**Stated goal:** Which lines hold the word "Львовна"? Copy each one.

**Extracted data:**
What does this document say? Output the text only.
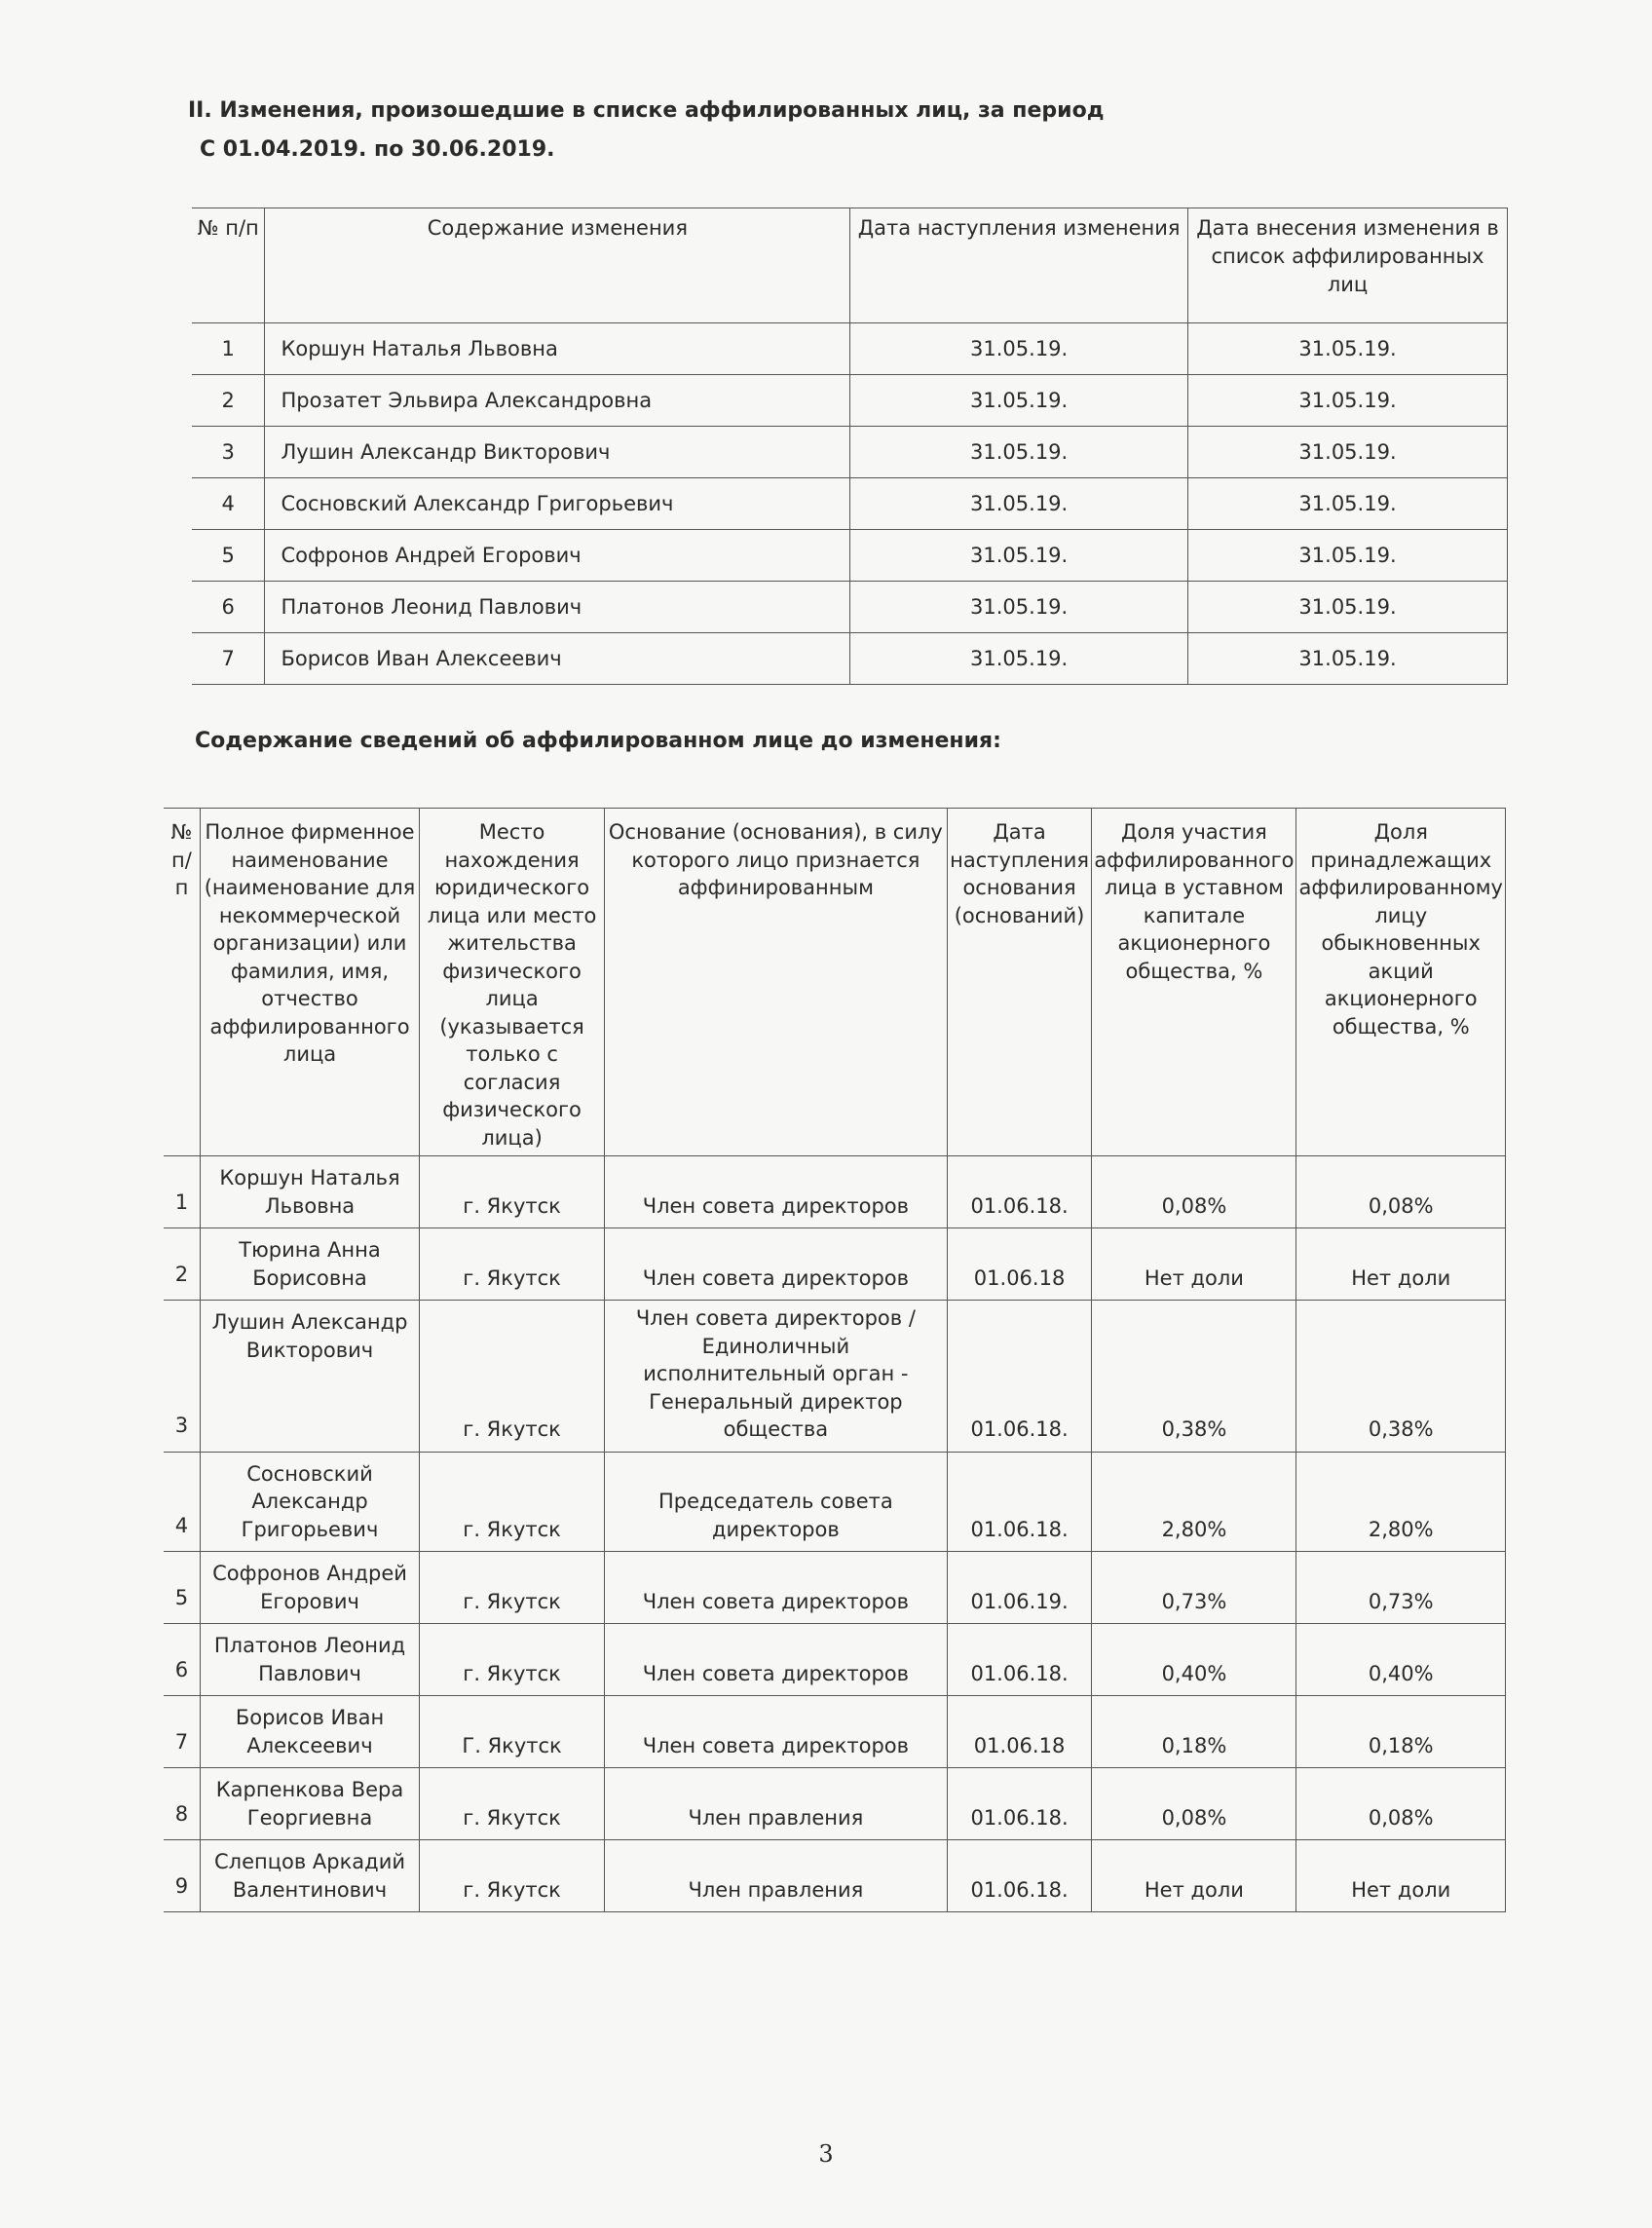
II. Изменения, произошедшие в списке аффилированных лиц, за период
С 01.04.2019. по 30.06.2019.
№ п/п	Содержание изменения	Дата наступления изменения	Дата внесения изменения в список аффилированных лиц
1	Коршун Наталья Львовна	31.05.19.	31.05.19.
2	Прозатет Эльвира Александровна	31.05.19.	31.05.19.
3	Лушин Александр Викторович	31.05.19.	31.05.19.
4	Сосновский Александр Григорьевич	31.05.19.	31.05.19.
5	Софронов Андрей Егорович	31.05.19.	31.05.19.
6	Платонов Леонид Павлович	31.05.19.	31.05.19.
7	Борисов Иван Алексеевич	31.05.19.	31.05.19.
Содержание сведений об аффилированном лице до изменения:
№ п/ п	Полное фирменное наименование (наименование для некоммерческой организации) или фамилия, имя, отчество аффилированного лица	Место нахождения юридического лица или место жительства физического лица (указывается только с согласия физического лица)	Основание (основания), в силу которого лицо признается аффинированным	Дата наступления основания (оснований)	Доля участия аффилированного лица в уставном капитале акционерного общества, %	Доля принадлежащих аффилированному лицу обыкновенных акций акционерного общества, %
1	Коршун Наталья Львовна	г. Якутск	Член совета директоров	01.06.18.	0,08%	0,08%
2	Тюрина Анна Борисовна	г. Якутск	Член совета директоров	01.06.18	Нет доли	Нет доли
3	Лушин Александр Викторович	г. Якутск	Член совета директоров / Единоличный исполнительный орган - Генеральный директор общества	01.06.18.	0,38%	0,38%
4	Сосновский Александр Григорьевич	г. Якутск	Председатель совета директоров	01.06.18.	2,80%	2,80%
5	Софронов Андрей Егорович	г. Якутск	Член совета директоров	01.06.19.	0,73%	0,73%
6	Платонов Леонид Павлович	г. Якутск	Член совета директоров	01.06.18.	0,40%	0,40%
7	Борисов Иван Алексеевич	Г. Якутск	Член совета директоров	01.06.18	0,18%	0,18%
8	Карпенкова Вера Георгиевна	г. Якутск	Член правления	01.06.18.	0,08%	0,08%
9	Слепцов Аркадий Валентинович	г. Якутск	Член правления	01.06.18.	Нет доли	Нет доли
3
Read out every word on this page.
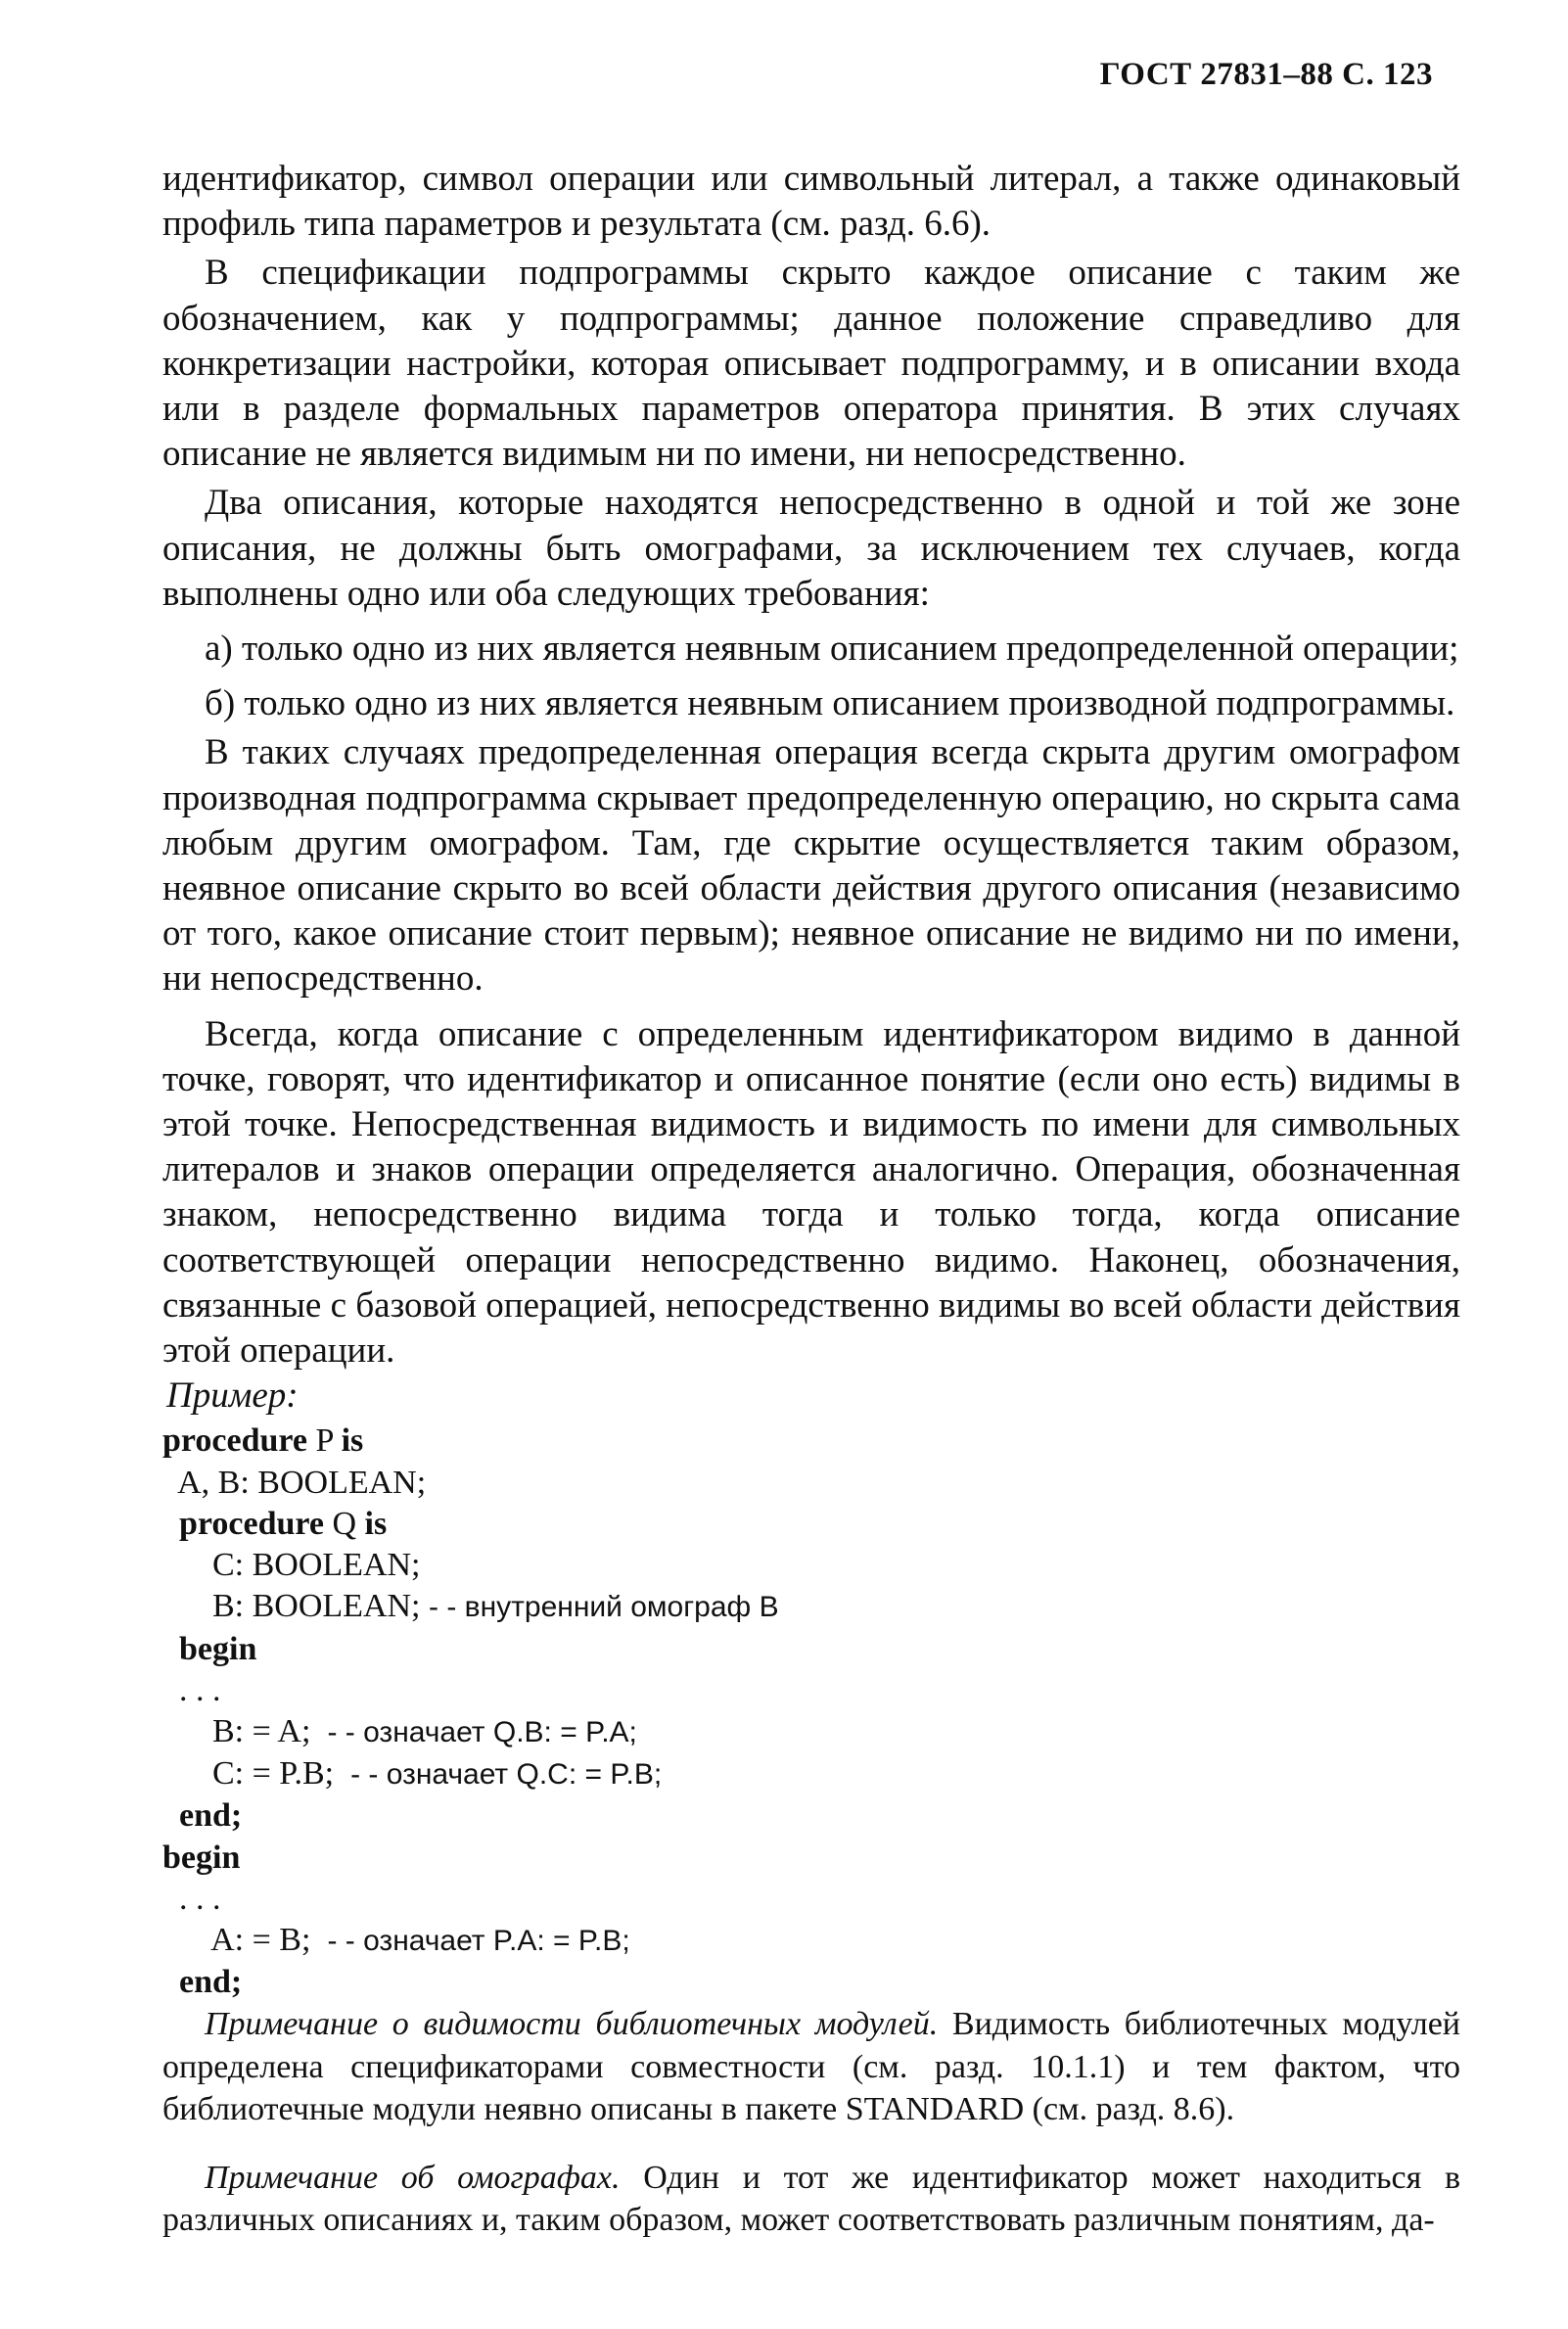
ГОСТ 27831–88 С. 123

идентификатор, символ операции или символьный литерал, а также одинаковый профиль типа параметров и результата (см. разд. 6.6).

В спецификации подпрограммы скрыто каждое описание с таким же обозначением, как у подпрограммы; данное положение справедливо для конкретизации настройки, которая описывает подпрограмму, и в описании входа или в разделе формальных параметров оператора принятия. В этих случаях описание не является видимым ни по имени, ни непосредственно.

Два описания, которые находятся непосредственно в одной и той же зоне описания, не должны быть омографами, за исключением тех случаев, когда выполнены одно или оба следующих требования:

а) только одно из них является неявным описанием предопределенной операции;

б) только одно из них является неявным описанием производной подпрограммы.

В таких случаях предопределенная операция всегда скрыта другим омографом производная подпрограмма скрывает предопределенную операцию, но скрыта сама любым другим омографом. Там, где скрытие осуществляется таким образом, неявное описание скрыто во всей области действия другого описания (независимо от того, какое описание стоит первым); неявное описание не видимо ни по имени, ни непосредственно.

Всегда, когда описание с определенным идентификатором видимо в данной точке, говорят, что идентификатор и описанное понятие (если оно есть) видимы в этой точке. Непосредственная видимость и видимость по имени для символьных литералов и знаков операции определяется аналогично. Операция, обозначенная знаком, непосредственно видима тогда и только тогда, когда описание соответствующей операции непосредственно видимо. Наконец, обозначения, связанные с базовой операцией, непосредственно видимы во всей области действия этой операции.

Пример:

procedure P is
A, B: BOOLEAN;
procedure Q is
C: BOOLEAN;
B: BOOLEAN; - - внутренний омограф В
begin
. . .
B: = A;  - - означает Q.B: = P.A;
C: = P.B;  - - означает Q.C: = P.B;
end;
begin
. . .
A: = B;  - - означает P.A: = P.B;
end;

Примечание о видимости библиотечных модулей. Видимость библиотечных модулей определена спецификаторами совместности (см. разд. 10.1.1) и тем фактом, что библиотечные модули неявно описаны в пакете STANDARD (см. разд. 8.6).

Примечание об омографах. Один и тот же идентификатор может находиться в различных описаниях и, таким образом, может соответствовать различным понятиям, да-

**Exercise answer:**
1	Коршун Наталья Львовна	31.05.19.	31.05.19.
1	Коршун Наталья Львовна	г. Якутск	Член совета директоров	01.06.18.	0,08%	0,08%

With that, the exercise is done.